» Short task 1
From the rows, pull out the part that opens with the line containing "858, 661, 875]" and closes with the line containing "545, 845, 560]", including both of those lines, and repeat it line for line without any change.

» Given text
____________
If you’re reading this series in sequence, you’ve made it through the difficult first step of defining the needs of your foundational team, looking objectively at your existing team, and thinking strategically about the types of skill sets you need to meet your upcoming business milestones. Without those fundamentals in place, it will be difficult to hire the most suitable candidates for your company. If you have successfully conquered those building blocks, then congratulations! You’re ready to move on to the more tactical “how to hire” stage.
Here’s a not-uncommon portrait of a seed-stage startup as company leadership first starts going about hiring: Despite being on the brink of rapid growth in many cases, there’s rarely any method to their hiring madness. Many startup founders lack deep recruiting experience, and so don’t have a strong sense of how to attract high-caliber talent – especially at more senior levels. The result is a team of solid people, but not at the level of talent that senior leadership was really hoping for.
____________
» Supplied records
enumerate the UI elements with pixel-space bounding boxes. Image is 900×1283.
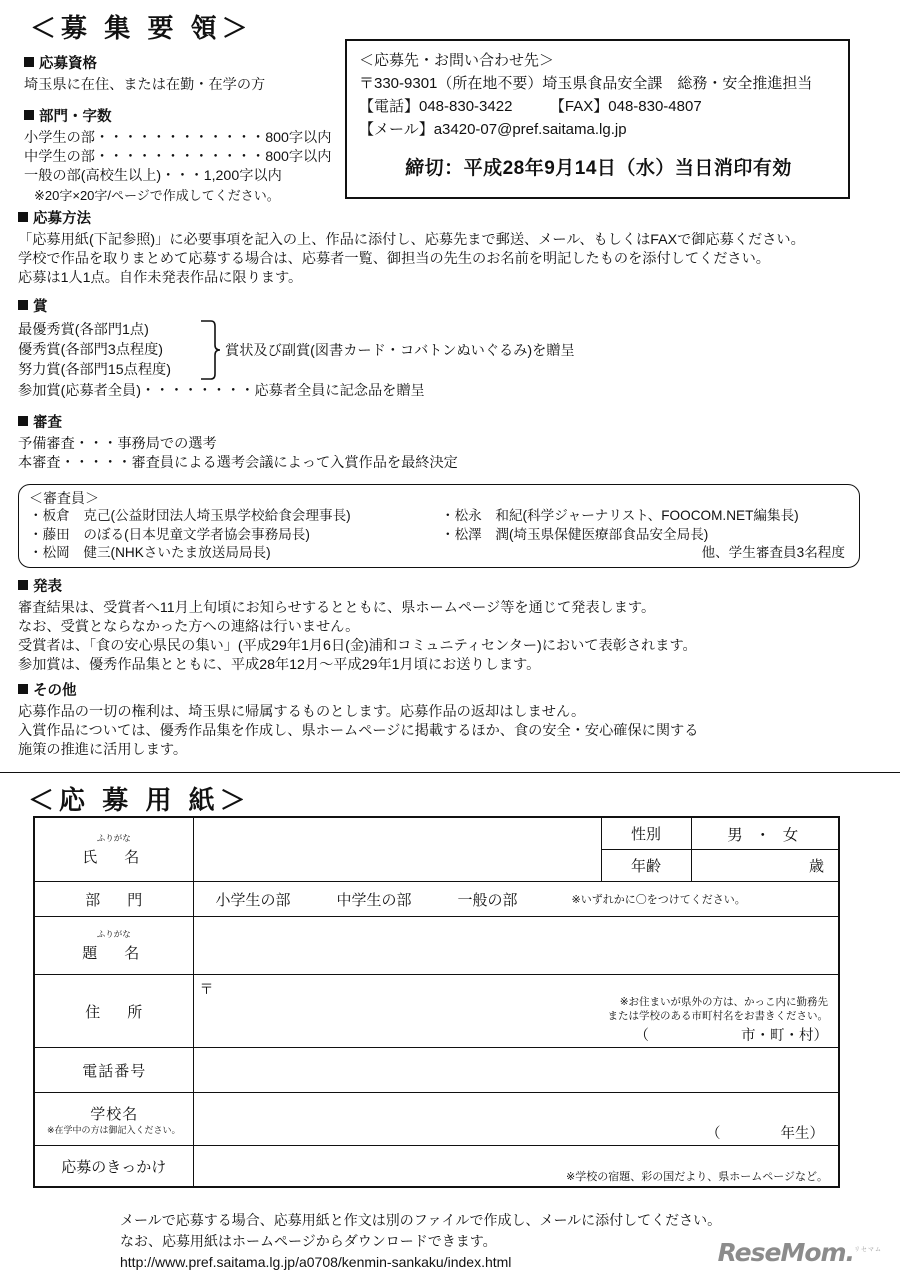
label-age: 年齢	[630, 858, 661, 875]
label-school: 学校名	[90, 1105, 139, 1123]
section-review	[18, 414, 458, 473]
furigana-label: ふりがな	[96, 928, 131, 939]
cell-label-gender	[601, 817, 691, 850]
field-category-choice[interactable]	[193, 882, 839, 917]
value-age-unit: 歳	[808, 858, 824, 875]
section-qualification-heading: 応募資格	[24, 55, 265, 73]
howto-line-1: 「応募用紙(下記参照)」に必要事項を記入の上、作品に添付し、応募先まで郵送、メール、もしくはFAXで御応募ください。	[18, 232, 805, 249]
field-school-input[interactable]	[193, 1093, 839, 1146]
category-line-1: 小学生の部・・・・・・・・・・・・800字以内	[24, 130, 332, 147]
table-row	[34, 882, 839, 917]
table-row	[34, 917, 839, 975]
contact-phone-fax: 【電話】048-830-3422 【FAX】048-830-4807	[359, 98, 702, 115]
judges-row	[29, 544, 859, 563]
announce-line-3: 受賞者は、「食の安心県民の集い」(平成29年1月6日(金)浦和コミュニティセンター)において表彰されます。	[18, 638, 697, 655]
paren-open: （	[634, 1028, 649, 1044]
category-option-elementary[interactable]: 小学生の部	[215, 891, 291, 909]
bullet-square-icon	[18, 416, 28, 426]
bullet-square-icon	[18, 684, 28, 694]
category-note: ※20字×20字/ページで作成してください。	[34, 188, 280, 204]
review-line-2: 本審査・・・・・審査員による選考会議によって入賞作品を最終決定	[18, 455, 458, 472]
trigger-note: ※学校の宿題、彩の国だより、県ホームページなど。	[566, 1171, 828, 1183]
field-phone-input[interactable]	[193, 1048, 839, 1093]
contact-box	[345, 39, 850, 199]
other-line-3: 施策の推進に活用します。	[18, 742, 188, 759]
section-howto-heading: 応募方法	[18, 210, 805, 228]
judges-row	[29, 526, 859, 545]
bullet-square-icon	[18, 300, 28, 310]
school-grade-paren	[706, 1122, 824, 1143]
judge-name-0: ・板倉 克己(公益財団法人埼玉県学校給食会理事長)	[29, 508, 351, 523]
resemom-logo-text: ReseMom.	[717, 1238, 855, 1267]
label-trigger: 応募のきっかけ	[61, 1158, 167, 1176]
field-subject-input[interactable]	[193, 917, 839, 975]
label-gender: 性別	[630, 826, 661, 843]
bullet-square-icon	[24, 57, 34, 67]
paren-open: （	[706, 1126, 721, 1142]
school-sub-note: ※在学中の方は御記入ください。	[46, 1124, 181, 1135]
section-announce-heading: 発表	[18, 578, 697, 596]
prize-bracket-group	[18, 319, 575, 381]
prize-item-2: 努力賞(各部門15点程度)	[18, 362, 171, 379]
contact-heading: ＜応募先・お問い合わせ先＞	[359, 52, 555, 69]
paren-close: 年生）	[780, 1126, 824, 1142]
judges-extra-note: 他、学生審査員3名程度	[701, 545, 845, 560]
label-phone: 電話番号	[82, 1062, 147, 1080]
footer-url[interactable]: http://www.pref.saitama.lg.jp/a0708/kenmin-sankaku/index.html	[120, 1254, 512, 1270]
bullet-square-icon	[18, 580, 28, 590]
table-row	[34, 817, 839, 850]
footer-line-2: なお、応募用紙はホームページからダウンロードできます。	[120, 1233, 497, 1249]
category-options	[194, 889, 839, 910]
field-address-input[interactable]	[193, 975, 839, 1048]
application-form-table	[33, 816, 840, 1188]
resemom-logo-ruby: リセマム	[854, 1246, 882, 1254]
section-howto	[18, 210, 805, 288]
table-row	[34, 975, 839, 1048]
prize-item-list	[18, 320, 193, 380]
review-line-1: 予備審査・・・事務局での選考	[18, 436, 217, 453]
prize-item-1: 優秀賞(各部門3点程度)	[18, 342, 164, 359]
howto-line-3: 応募は1人1点。自作未発表作品に限ります。	[18, 270, 303, 287]
judges-box	[18, 484, 860, 568]
page-title-application-form: ＜応 募 用 紙＞	[28, 785, 251, 815]
field-age-input[interactable]	[691, 850, 839, 882]
section-other	[18, 682, 698, 760]
trigger-cell-inner	[194, 1146, 839, 1186]
section-prize-heading: 賞	[18, 298, 575, 316]
section-qualification	[24, 55, 265, 95]
footer-notes	[120, 1210, 721, 1273]
paren-close: 市・町・村）	[741, 1028, 828, 1044]
postal-mark-icon: 〒	[199, 981, 214, 997]
address-municipality-paren	[635, 1024, 829, 1045]
cell-label-name	[34, 817, 193, 882]
judge-name-1: ・松永 和紀(科学ジャーナリスト、FOOCOM.NET編集長)	[441, 508, 799, 523]
prize-bracket-note: 賞状及び副賞(図書カード・コバトンぬいぐるみ)を贈呈	[225, 343, 575, 360]
prize-participation: 参加賞(応募者全員)・・・・・・・・応募者全員に記念品を贈呈	[18, 383, 425, 400]
cell-label-subject	[34, 917, 193, 975]
table-row	[34, 1093, 839, 1146]
category-option-general[interactable]: 一般の部	[457, 891, 518, 909]
label-address: 住 所	[85, 1003, 149, 1021]
section-category	[24, 108, 331, 205]
value-gender: 男 ・ 女	[727, 826, 803, 844]
section-other-heading: その他	[18, 682, 698, 700]
address-note-line-1: ※お住まいが県外の方は、かっこ内に勤務先	[619, 996, 828, 1008]
contact-deadline: 締切：平成28年9月14日（水）当日消印有効	[405, 158, 792, 179]
furigana-label: ふりがな	[96, 832, 131, 843]
section-announce	[18, 578, 697, 675]
curly-brace-icon	[197, 319, 223, 381]
section-review-heading: 審査	[18, 414, 458, 432]
cell-label-age	[601, 850, 691, 882]
announce-line-1: 審査結果は、受賞者へ11月上旬頃にお知らせするとともに、県ホームページ等を通じて発表します。	[18, 600, 656, 617]
label-name: 氏 名	[82, 848, 146, 866]
bullet-square-icon	[18, 212, 28, 222]
address-note-line-2: または学校のある市町村名をお書きください。	[607, 1010, 828, 1022]
category-option-junior[interactable]: 中学生の部	[336, 891, 412, 909]
label-subject: 題 名	[82, 944, 146, 962]
judges-heading: ＜審査員＞	[29, 490, 99, 506]
category-line-3: 一般の部(高校生以上)・・・1,200字以内	[24, 168, 282, 185]
section-category-heading: 部門・字数	[24, 108, 331, 126]
resemom-logo	[718, 1238, 882, 1267]
footer-line-1: メールで応募する場合、応募用紙と作文は別のファイルで作成し、メールに添付してください。	[120, 1212, 722, 1228]
section-prize	[18, 298, 575, 401]
cell-label-trigger	[34, 1146, 193, 1188]
cell-label-category	[34, 882, 193, 917]
table-row	[34, 1048, 839, 1093]
announce-line-2: なお、受賞とならなかった方への連絡は行いません。	[18, 619, 360, 636]
judges-row	[29, 507, 859, 526]
contact-email: 【メール】a3420-07@pref.saitama.lg.jp	[359, 121, 627, 138]
page-title-guidelines: ＜募 集 要 領＞	[30, 13, 253, 43]
cell-label-phone	[34, 1048, 193, 1093]
contact-address: 〒330-9301（所在地不要）埼玉県食品安全課 総務・安全推進担当	[359, 75, 813, 92]
table-row	[34, 1146, 839, 1188]
announce-line-4: 参加賞は、優秀作品集とともに、平成28年12月～平成29年1月頃にお送りします。	[18, 657, 541, 674]
address-cell-inner	[194, 975, 839, 1047]
field-trigger-input[interactable]	[193, 1146, 839, 1188]
field-gender-choice[interactable]	[691, 817, 839, 850]
school-cell-inner	[194, 1093, 839, 1145]
other-line-2: 入賞作品については、優秀作品集を作成し、県ホームページに掲載するほか、食の安全・安心確保に関する	[18, 723, 699, 740]
category-line-2: 中学生の部・・・・・・・・・・・・800字以内	[24, 149, 332, 166]
other-line-1: 応募作品の一切の権利は、埼玉県に帰属するものとします。応募作品の返却はしません。	[18, 704, 586, 721]
judge-name-3: ・松澤 潤(埼玉県保健医療部食品安全局長)	[441, 526, 709, 542]
cell-label-address	[34, 975, 193, 1048]
cell-label-school	[34, 1093, 193, 1146]
judge-name-2: ・藤田 のぼる(日本児童文学者協会事務局長)	[29, 526, 310, 542]
address-note	[608, 995, 829, 1023]
field-name-input[interactable]	[193, 817, 601, 882]
bullet-square-icon	[24, 110, 34, 120]
howto-line-2: 学校で作品を取りまとめて応募する場合は、応募者一覧、御担当の先生のお名前を明記したものを添付してください。	[18, 251, 770, 268]
label-category: 部 門	[85, 891, 149, 909]
section-divider	[0, 772, 900, 773]
judge-name-4: ・松岡 健三(NHKさいたま放送局局長)	[29, 545, 271, 560]
qualification-line-1: 埼玉県に在住、または在勤・在学の方	[24, 77, 266, 94]
prize-item-0: 最優秀賞(各部門1点)	[18, 322, 149, 339]
category-note: ※いずれかに〇をつけてください。	[571, 894, 746, 906]
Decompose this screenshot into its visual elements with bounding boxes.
____________
» Short task 2
Render this sentence from the passage on startup hiring into Spanish: "Without those fundamentals in place, it will be difficult to hire the most suitable candidates for your company."

» Exercise answer 1
label-age: 年齢	[630, 858, 661, 875]
label-school: 学校名	[90, 1105, 139, 1123]
section-review	[18, 414, 458, 473]
furigana-label: ふりがな	[96, 928, 131, 939]
cell-label-gender	[601, 817, 691, 850]
field-category-choice[interactable]	[193, 882, 839, 917]
value-age-unit: 歳	[808, 858, 824, 875]
section-qualification-heading: 応募資格	[24, 55, 265, 73]
howto-line-1: 「応募用紙(下記参照)」に必要事項を記入の上、作品に添付し、応募先まで郵送、メール、もしくはFAXで御応募ください。	[18, 232, 805, 249]
field-school-input[interactable]	[193, 1093, 839, 1146]
category-line-1: 小学生の部・・・・・・・・・・・・800字以内	[24, 130, 332, 147]
table-row	[34, 882, 839, 917]
table-row	[34, 917, 839, 975]
contact-phone-fax: 【電話】048-830-3422 【FAX】048-830-4807	[359, 98, 702, 115]
judges-row	[29, 544, 859, 563]
announce-line-3: 受賞者は、「食の安心県民の集い」(平成29年1月6日(金)浦和コミュニティセンター)において表彰されます。	[18, 638, 697, 655]
paren-open: （	[634, 1028, 649, 1044]
category-option-elementary[interactable]: 小学生の部	[215, 891, 291, 909]
bullet-square-icon	[18, 416, 28, 426]
bullet-square-icon	[18, 684, 28, 694]
category-note: ※20字×20字/ページで作成してください。	[34, 188, 280, 204]
review-line-2: 本審査・・・・・審査員による選考会議によって入賞作品を最終決定	[18, 455, 458, 472]
trigger-note: ※学校の宿題、彩の国だより、県ホームページなど。	[566, 1171, 828, 1183]
field-phone-input[interactable]	[193, 1048, 839, 1093]
contact-box	[345, 39, 850, 199]
other-line-3: 施策の推進に活用します。	[18, 742, 188, 759]
section-howto-heading: 応募方法	[18, 210, 805, 228]
judges-row	[29, 526, 859, 545]
bullet-square-icon	[18, 300, 28, 310]
school-grade-paren	[706, 1122, 824, 1143]
judge-name-0: ・板倉 克己(公益財団法人埼玉県学校給食会理事長)	[29, 508, 351, 523]
resemom-logo-text: ReseMom.	[717, 1238, 855, 1267]
label-trigger: 応募のきっかけ	[61, 1158, 167, 1176]
field-subject-input[interactable]	[193, 917, 839, 975]
label-gender: 性別	[630, 826, 661, 843]
bullet-square-icon	[24, 57, 34, 67]
paren-open: （	[706, 1126, 721, 1142]
school-sub-note: ※在学中の方は御記入ください。	[46, 1124, 181, 1135]
section-announce-heading: 発表	[18, 578, 697, 596]
prize-bracket-group	[18, 319, 575, 381]
prize-item-2: 努力賞(各部門15点程度)	[18, 362, 171, 379]
contact-heading: ＜応募先・お問い合わせ先＞	[359, 52, 555, 69]
paren-close: 年生）	[780, 1126, 824, 1142]
judges-extra-note: 他、学生審査員3名程度	[701, 545, 845, 560]

» Exercise answer 2
Sin esos fundamentos establecidos, será difícil contratar a los candidatos más adecuados para su empresa.